::: Rows

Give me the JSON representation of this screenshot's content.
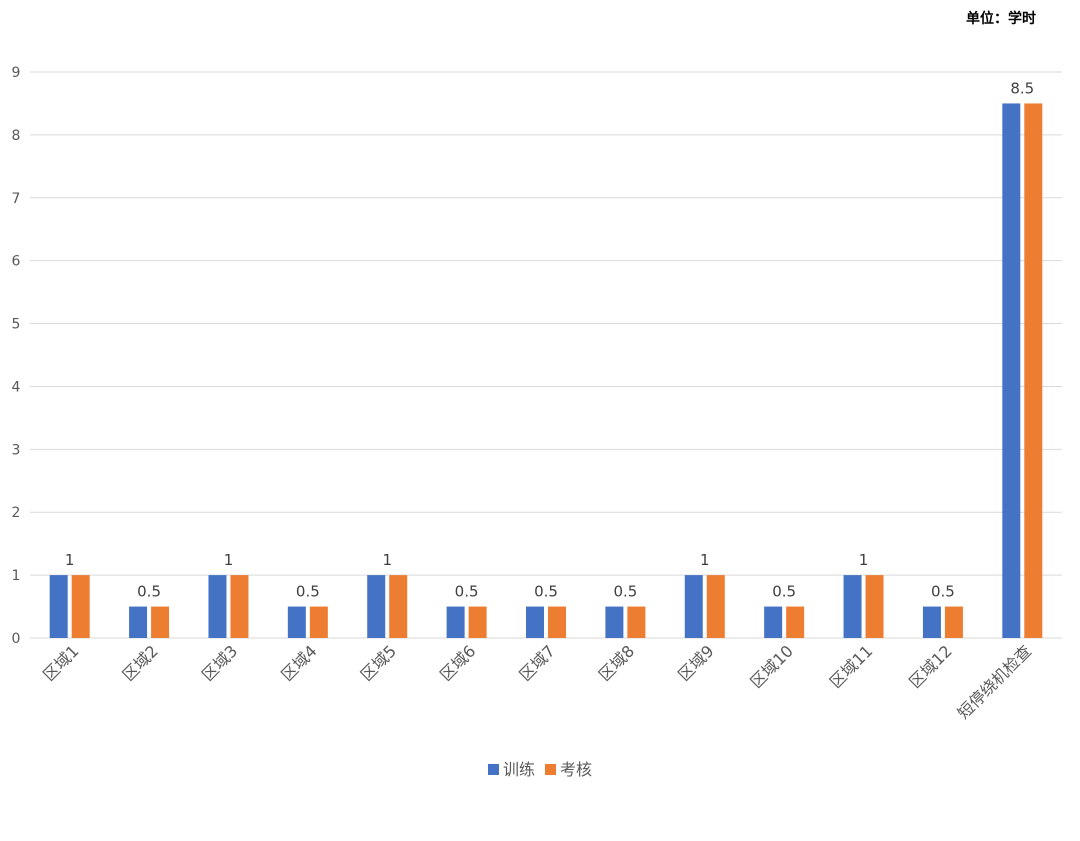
{
  "unit_label": "单位：学时",
  "chart_data": {
    "type": "bar",
    "unit": "单位：学时",
    "categories": [
      "区域1",
      "区域2",
      "区域3",
      "区域4",
      "区域5",
      "区域6",
      "区域7",
      "区域8",
      "区域9",
      "区域10",
      "区域11",
      "区域12",
      "短停绕机检查"
    ],
    "series": [
      {
        "name": "训练",
        "color": "#4472c4",
        "values": [
          1,
          0.5,
          1,
          0.5,
          1,
          0.5,
          0.5,
          0.5,
          1,
          0.5,
          1,
          0.5,
          8.5
        ]
      },
      {
        "name": "考核",
        "color": "#ed7d31",
        "values": [
          1,
          0.5,
          1,
          0.5,
          1,
          0.5,
          0.5,
          0.5,
          1,
          0.5,
          1,
          0.5,
          8.5
        ]
      }
    ],
    "data_labels": [
      "1",
      "0.5",
      "1",
      "0.5",
      "1",
      "0.5",
      "0.5",
      "0.5",
      "1",
      "0.5",
      "1",
      "0.5",
      "8.5"
    ],
    "y_ticks": [
      "0",
      "1",
      "2",
      "3",
      "4",
      "5",
      "6",
      "7",
      "8",
      "9"
    ],
    "ylim": [
      0,
      9
    ],
    "grid": true,
    "legend_position": "bottom"
  }
}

::::::

> _Aim of the exercise_:
Make an exact copy of every entry above, minus the images.

> _Solution to this exercise_:
Give me the JSON representation of this screenshot's content.
{
  "unit_label": "单位：学时",
  "chart_data": {
    "type": "bar",
    "unit": "单位：学时",
    "categories": [
      "区域1",
      "区域2",
      "区域3",
      "区域4",
      "区域5",
      "区域6",
      "区域7",
      "区域8",
      "区域9",
      "区域10",
      "区域11",
      "区域12",
      "短停绕机检查"
    ],
    "series": [
      {
        "name": "训练",
        "color": "#4472c4",
        "values": [
          1,
          0.5,
          1,
          0.5,
          1,
          0.5,
          0.5,
          0.5,
          1,
          0.5,
          1,
          0.5,
          8.5
        ]
      },
      {
        "name": "考核",
        "color": "#ed7d31",
        "values": [
          1,
          0.5,
          1,
          0.5,
          1,
          0.5,
          0.5,
          0.5,
          1,
          0.5,
          1,
          0.5,
          8.5
        ]
      }
    ],
    "data_labels": [
      "1",
      "0.5",
      "1",
      "0.5",
      "1",
      "0.5",
      "0.5",
      "0.5",
      "1",
      "0.5",
      "1",
      "0.5",
      "8.5"
    ],
    "y_ticks": [
      "0",
      "1",
      "2",
      "3",
      "4",
      "5",
      "6",
      "7",
      "8",
      "9"
    ],
    "ylim": [
      0,
      9
    ],
    "grid": true,
    "legend_position": "bottom"
  }
}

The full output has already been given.